• [Short exercise]:
Lift out all lines below that contain "time".

Dataset items
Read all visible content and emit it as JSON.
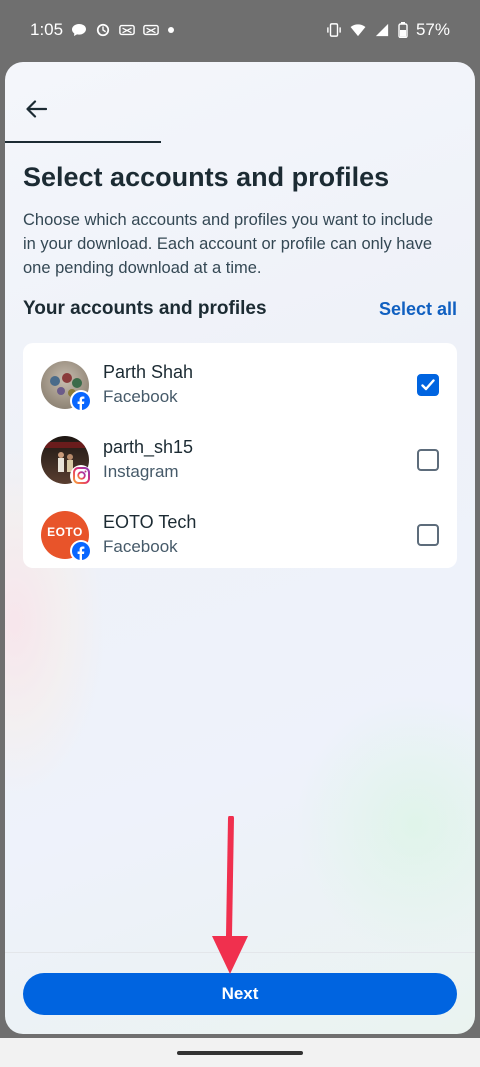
{
  "status_bar": {
    "time": "1:05",
    "battery": "57%",
    "icons": [
      "chat-bubble-icon",
      "clock-icon",
      "recording-icon",
      "recording-icon",
      "dot-icon",
      "vibrate-icon",
      "wifi-icon",
      "signal-icon",
      "battery-icon"
    ]
  },
  "header": {
    "back_icon": "arrow-left-icon",
    "title": "Select accounts and profiles",
    "description": "Choose which accounts and profiles you want to include in your download. Each account or profile can only have one pending download at a time."
  },
  "section": {
    "title": "Your accounts and profiles",
    "select_all": "Select all"
  },
  "accounts": [
    {
      "name": "Parth Shah",
      "platform": "Facebook",
      "checked": true,
      "badge": "facebook-icon",
      "avatar_color": "#a89c8c"
    },
    {
      "name": "parth_sh15",
      "platform": "Instagram",
      "checked": false,
      "badge": "instagram-icon",
      "avatar_color": "#3a2a22"
    },
    {
      "name": "EOTO Tech",
      "platform": "Facebook",
      "checked": false,
      "badge": "facebook-icon",
      "avatar_color": "#e8542a",
      "logo_text": "EOTO"
    }
  ],
  "footer": {
    "next_label": "Next"
  },
  "colors": {
    "primary": "#0064e0",
    "annotation_arrow": "#f0304e"
  }
}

• [Reply]:
    "time": "1:05",
    "description": "Choose which accounts and profiles you want to include in your download. Each account or profile can only have one pending download at a time."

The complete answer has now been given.